-- Start of DATASET RECORDS --
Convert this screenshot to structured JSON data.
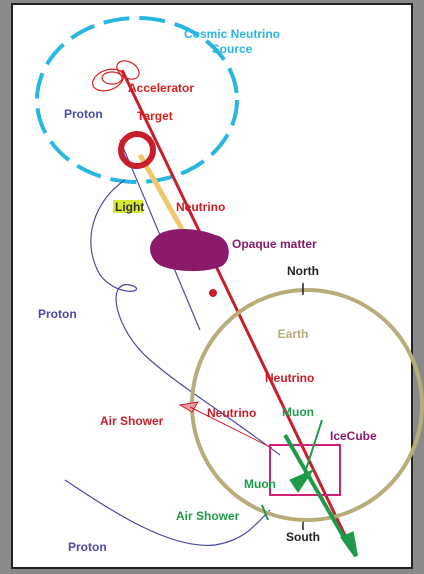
{
  "labels": {
    "source": [
      "Cosmic Neutrino",
      "Source"
    ],
    "accelerator": "Accelerator",
    "proton_source": "Proton",
    "target": "Target",
    "light": "Light",
    "neutrino_upper": "Neutrino",
    "opaque": "Opaque matter",
    "north": "North",
    "proton_left": "Proton",
    "earth": "Earth",
    "neutrino_earth": "Neutrino",
    "air_shower_left": "Air Shower",
    "neutrino_shower": "Neutrino",
    "muon_upper": "Muon",
    "icecube": "IceCube",
    "muon_lower": "Muon",
    "air_shower_bottom": "Air Shower",
    "south": "South",
    "proton_bottom": "Proton"
  }
}
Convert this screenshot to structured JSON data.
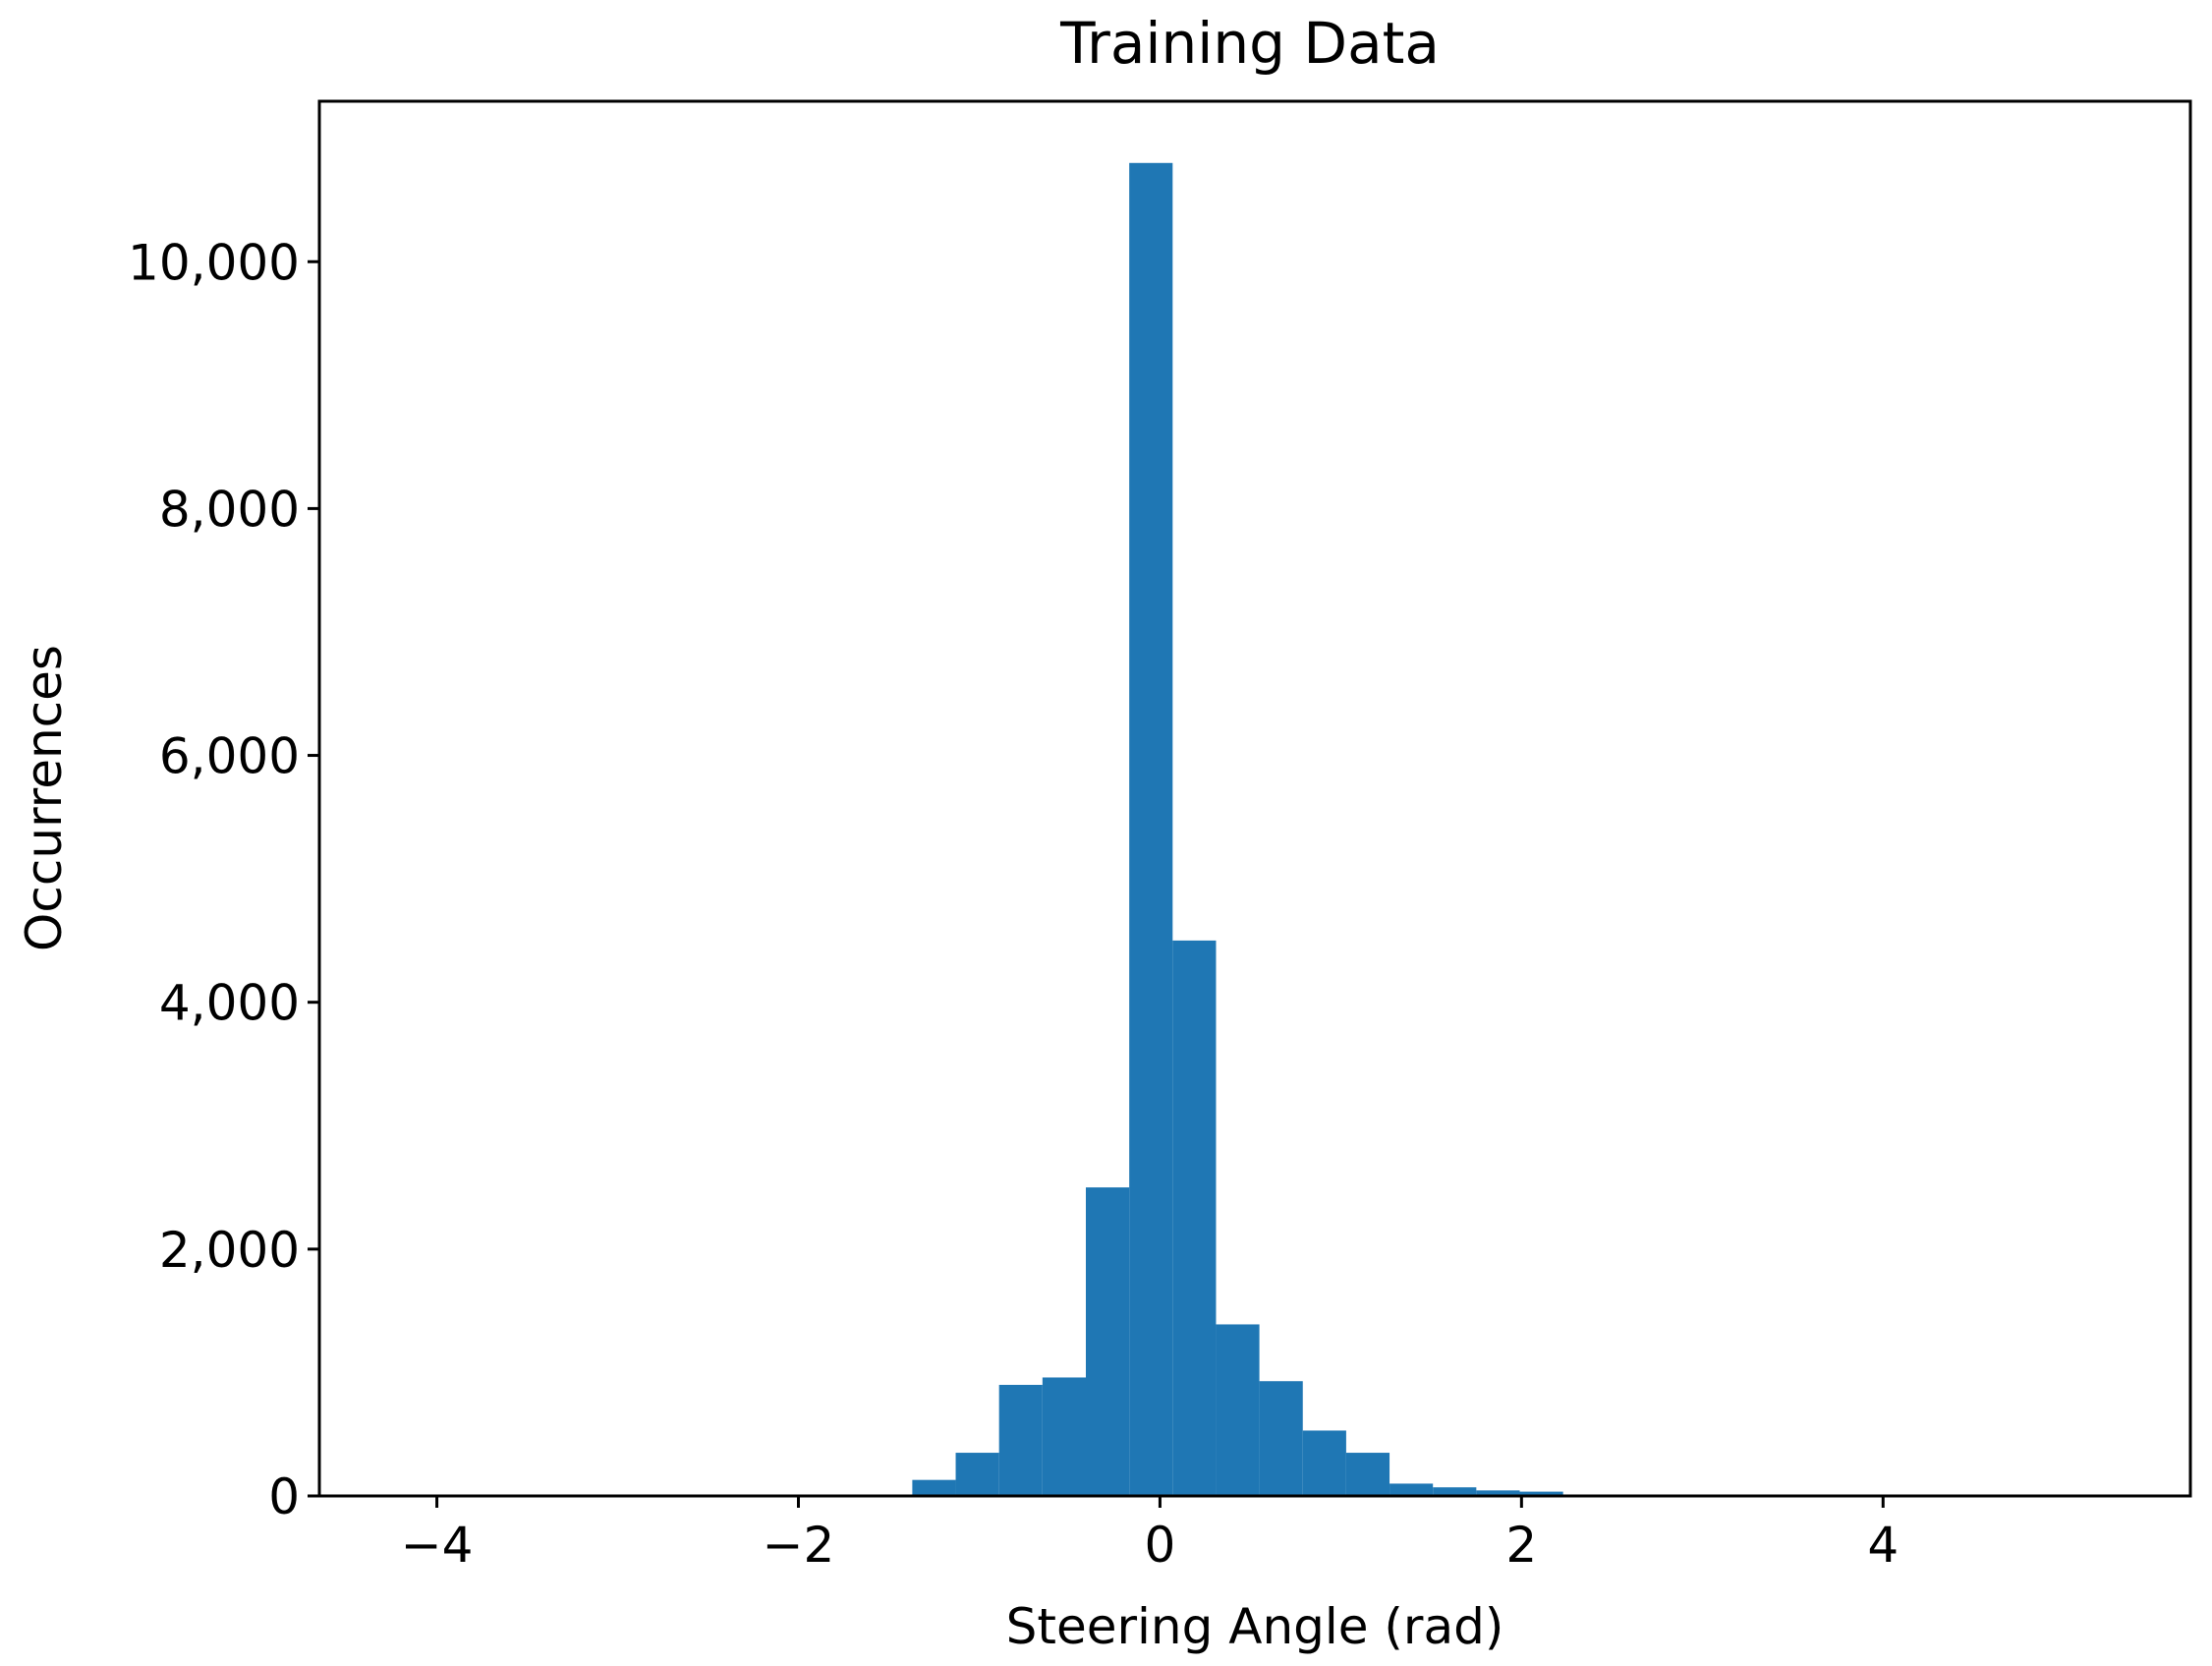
{
  "chart_data": {
    "type": "bar",
    "title": "Training Data",
    "xlabel": "Steering Angle (rad)",
    "ylabel": "Occurrences",
    "xlim": [
      -4.65,
      5.7
    ],
    "ylim": [
      0,
      11300
    ],
    "bar_color": "#1f77b4",
    "grid": false,
    "xticks": [
      {
        "value": -4,
        "label": "−4"
      },
      {
        "value": -2,
        "label": "−2"
      },
      {
        "value": 0,
        "label": "0"
      },
      {
        "value": 2,
        "label": "2"
      },
      {
        "value": 4,
        "label": "4"
      }
    ],
    "yticks": [
      {
        "value": 0,
        "label": "0"
      },
      {
        "value": 2000,
        "label": "2,000"
      },
      {
        "value": 4000,
        "label": "4,000"
      },
      {
        "value": 6000,
        "label": "6,000"
      },
      {
        "value": 8000,
        "label": "8,000"
      },
      {
        "value": 10000,
        "label": "10,000"
      }
    ],
    "bins": [
      {
        "x0": -1.37,
        "x1": -1.13,
        "value": 130
      },
      {
        "x0": -1.13,
        "x1": -0.89,
        "value": 350
      },
      {
        "x0": -0.89,
        "x1": -0.65,
        "value": 900
      },
      {
        "x0": -0.65,
        "x1": -0.41,
        "value": 960
      },
      {
        "x0": -0.41,
        "x1": -0.17,
        "value": 2500
      },
      {
        "x0": -0.17,
        "x1": 0.07,
        "value": 10800
      },
      {
        "x0": 0.07,
        "x1": 0.31,
        "value": 4500
      },
      {
        "x0": 0.31,
        "x1": 0.55,
        "value": 1390
      },
      {
        "x0": 0.55,
        "x1": 0.79,
        "value": 930
      },
      {
        "x0": 0.79,
        "x1": 1.03,
        "value": 530
      },
      {
        "x0": 1.03,
        "x1": 1.27,
        "value": 350
      },
      {
        "x0": 1.27,
        "x1": 1.51,
        "value": 100
      },
      {
        "x0": 1.51,
        "x1": 1.75,
        "value": 70
      },
      {
        "x0": 1.75,
        "x1": 1.99,
        "value": 45
      },
      {
        "x0": 1.99,
        "x1": 2.23,
        "value": 35
      }
    ]
  }
}
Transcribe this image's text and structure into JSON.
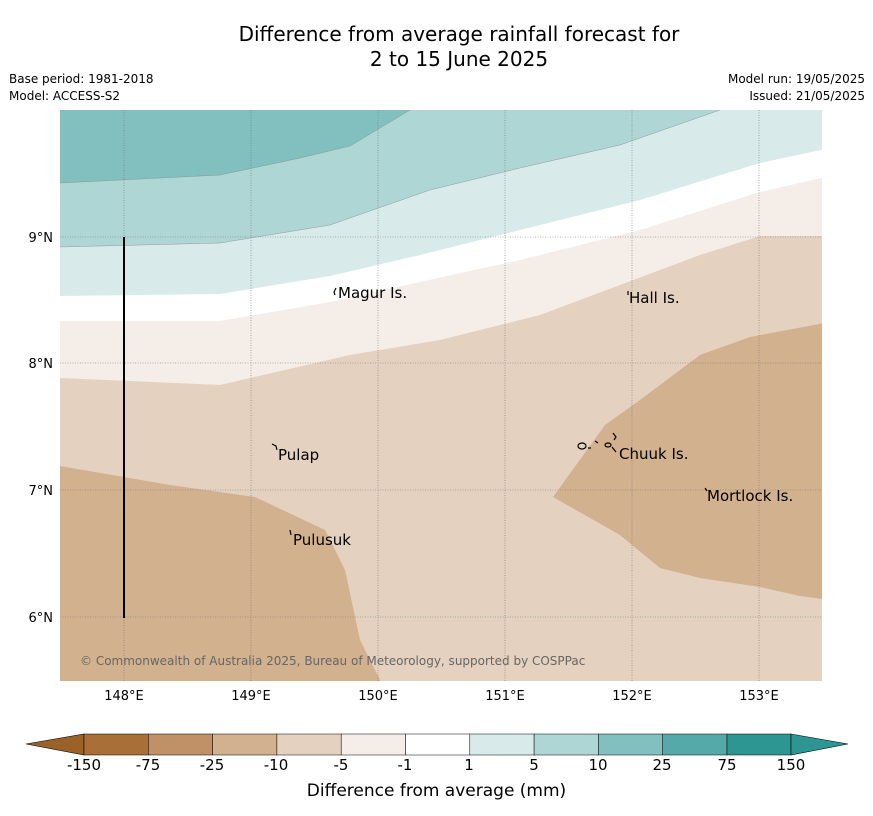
{
  "header": {
    "title_line1": "Difference from average rainfall forecast for",
    "title_line2": "2 to 15 June 2025",
    "base_period": "Base period: 1981-2018",
    "model": "Model: ACCESS-S2",
    "model_run": "Model run: 19/05/2025",
    "issued": "Issued: 21/05/2025"
  },
  "map": {
    "lon_range": [
      147.5,
      153.5
    ],
    "lat_range": [
      5.5,
      10.0
    ],
    "lon_ticks": [
      "148°E",
      "149°E",
      "150°E",
      "151°E",
      "152°E",
      "153°E"
    ],
    "lat_ticks": [
      "9°N",
      "8°N",
      "7°N",
      "6°N"
    ],
    "gridlines": true,
    "places": [
      "Magur Is.",
      "Hall Is.",
      "Pulap",
      "Chuuk Is.",
      "Mortlock Is.",
      "Pulusuk"
    ],
    "copyright": "© Commonwealth of Australia 2025, Bureau of Meteorology, supported by COSPPac"
  },
  "colorbar": {
    "title": "Difference from average (mm)",
    "ticks": [
      "-150",
      "-75",
      "-25",
      "-10",
      "-5",
      "-1",
      "1",
      "5",
      "10",
      "25",
      "75",
      "150"
    ],
    "colors": [
      "#a86f38",
      "#c09066",
      "#d2b18f",
      "#e4d1bf",
      "#f4ede8",
      "#ffffff",
      "#d8eae9",
      "#add6d5",
      "#82bfbf",
      "#55a9a8",
      "#2e9692"
    ],
    "extend": "both"
  }
}
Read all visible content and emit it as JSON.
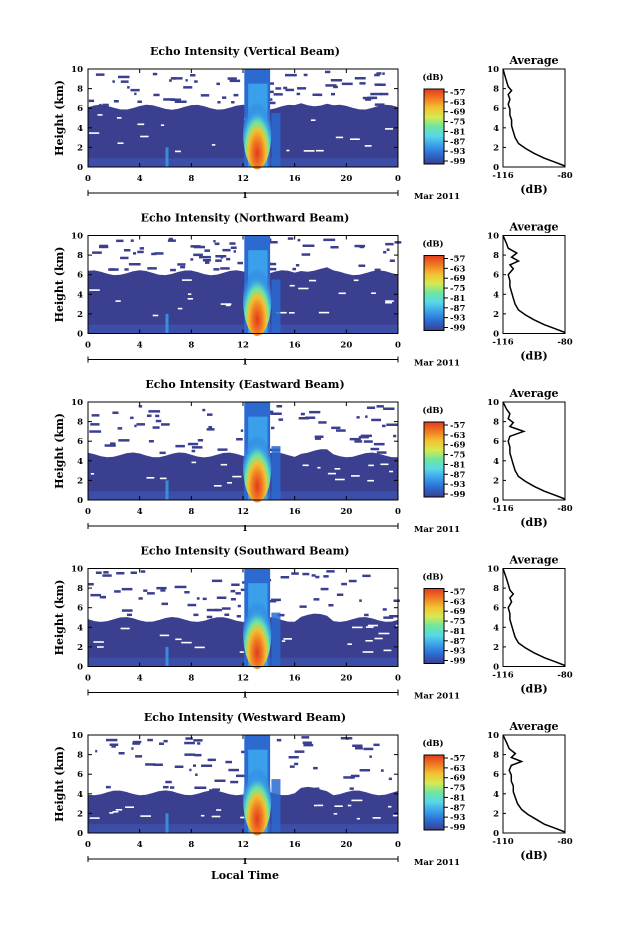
{
  "chart_data": {
    "type": "heatmap",
    "panel_titles": [
      "Echo Intensity (Vertical Beam)",
      "Echo Intensity (Northward Beam)",
      "Echo Intensity (Eastward Beam)",
      "Echo Intensity (Southward Beam)",
      "Echo Intensity (Westward Beam)"
    ],
    "ylabel": "Height (km)",
    "xlabel": "Local Time",
    "x_ticks": [
      "0",
      "4",
      "8",
      "12",
      "16",
      "20",
      "0"
    ],
    "y_ticks": [
      "0",
      "2",
      "4",
      "6",
      "8",
      "10"
    ],
    "xlim": [
      0,
      24
    ],
    "ylim": [
      0,
      10
    ],
    "date_day": "1",
    "date_month": "Mar 2011",
    "colorbar": {
      "label": "(dB)",
      "ticks": [
        "-57",
        "-63",
        "-69",
        "-75",
        "-81",
        "-87",
        "-93",
        "-99"
      ],
      "colors": [
        "#3b3f8f",
        "#2c6ad0",
        "#3aa0ea",
        "#58d8e8",
        "#6ee6a0",
        "#d6ea50",
        "#f2c232",
        "#f07a22",
        "#e23a1e"
      ]
    },
    "average_panel": {
      "title": "Average",
      "xlabel": "(dB)",
      "x_ticks": [
        [
          "-116",
          "-80"
        ],
        [
          "-116",
          "-80"
        ],
        [
          "-116",
          "-80"
        ],
        [
          "-116",
          "-80"
        ],
        [
          "-110",
          "-80"
        ]
      ],
      "xlim": [
        [
          -116,
          -80
        ],
        [
          -116,
          -80
        ],
        [
          -116,
          -80
        ],
        [
          -116,
          -80
        ],
        [
          -110,
          -80
        ]
      ],
      "profiles": [
        [
          [
            -80,
            0.1
          ],
          [
            -86,
            0.5
          ],
          [
            -92,
            0.9
          ],
          [
            -98,
            1.4
          ],
          [
            -103,
            1.9
          ],
          [
            -107,
            2.4
          ],
          [
            -109,
            3.0
          ],
          [
            -110,
            3.6
          ],
          [
            -111,
            4.2
          ],
          [
            -111,
            4.8
          ],
          [
            -112,
            5.3
          ],
          [
            -112,
            5.9
          ],
          [
            -113,
            6.4
          ],
          [
            -112,
            6.9
          ],
          [
            -113,
            7.4
          ],
          [
            -111,
            7.8
          ],
          [
            -113,
            8.2
          ],
          [
            -114,
            8.8
          ],
          [
            -115,
            9.4
          ],
          [
            -116,
            10.0
          ]
        ],
        [
          [
            -80,
            0.1
          ],
          [
            -86,
            0.5
          ],
          [
            -92,
            0.9
          ],
          [
            -98,
            1.4
          ],
          [
            -103,
            1.9
          ],
          [
            -107,
            2.4
          ],
          [
            -109,
            3.0
          ],
          [
            -110,
            3.6
          ],
          [
            -111,
            4.2
          ],
          [
            -112,
            4.8
          ],
          [
            -112,
            5.4
          ],
          [
            -113,
            6.0
          ],
          [
            -110,
            6.6
          ],
          [
            -112,
            7.0
          ],
          [
            -107,
            7.4
          ],
          [
            -111,
            7.8
          ],
          [
            -108,
            8.2
          ],
          [
            -113,
            8.7
          ],
          [
            -114,
            9.2
          ],
          [
            -116,
            10.0
          ]
        ],
        [
          [
            -80,
            0.1
          ],
          [
            -86,
            0.5
          ],
          [
            -92,
            0.9
          ],
          [
            -98,
            1.4
          ],
          [
            -103,
            1.9
          ],
          [
            -107,
            2.4
          ],
          [
            -109,
            3.0
          ],
          [
            -110,
            3.6
          ],
          [
            -111,
            4.2
          ],
          [
            -112,
            4.8
          ],
          [
            -112,
            5.4
          ],
          [
            -113,
            6.0
          ],
          [
            -112,
            6.5
          ],
          [
            -104,
            7.0
          ],
          [
            -112,
            7.5
          ],
          [
            -110,
            7.9
          ],
          [
            -113,
            8.3
          ],
          [
            -112,
            8.8
          ],
          [
            -114,
            9.3
          ],
          [
            -116,
            10.0
          ]
        ],
        [
          [
            -80,
            0.1
          ],
          [
            -86,
            0.5
          ],
          [
            -92,
            0.9
          ],
          [
            -98,
            1.4
          ],
          [
            -103,
            1.9
          ],
          [
            -107,
            2.4
          ],
          [
            -109,
            3.0
          ],
          [
            -110,
            3.6
          ],
          [
            -111,
            4.2
          ],
          [
            -112,
            4.8
          ],
          [
            -112,
            5.4
          ],
          [
            -113,
            6.0
          ],
          [
            -111,
            6.6
          ],
          [
            -112,
            7.0
          ],
          [
            -110,
            7.4
          ],
          [
            -112,
            7.8
          ],
          [
            -113,
            8.4
          ],
          [
            -114,
            9.0
          ],
          [
            -115,
            9.5
          ],
          [
            -116,
            10.0
          ]
        ],
        [
          [
            -80,
            0.1
          ],
          [
            -85,
            0.5
          ],
          [
            -90,
            0.9
          ],
          [
            -94,
            1.4
          ],
          [
            -98,
            1.9
          ],
          [
            -101,
            2.4
          ],
          [
            -103,
            3.0
          ],
          [
            -104,
            3.6
          ],
          [
            -105,
            4.2
          ],
          [
            -105,
            4.8
          ],
          [
            -106,
            5.3
          ],
          [
            -106,
            5.9
          ],
          [
            -107,
            6.4
          ],
          [
            -106,
            6.9
          ],
          [
            -101,
            7.3
          ],
          [
            -106,
            7.7
          ],
          [
            -104,
            8.1
          ],
          [
            -107,
            8.6
          ],
          [
            -108,
            9.1
          ],
          [
            -110,
            10.0
          ]
        ]
      ]
    }
  }
}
-- End of DATASET RECORDS --
DO THIS: Which lines above contain the word "Echo"? Copy each of them.

ANSWER:
      "Echo Intensity (Vertical Beam)",
      "Echo Intensity (Northward Beam)",
      "Echo Intensity (Eastward Beam)",
      "Echo Intensity (Southward Beam)",
      "Echo Intensity (Westward Beam)"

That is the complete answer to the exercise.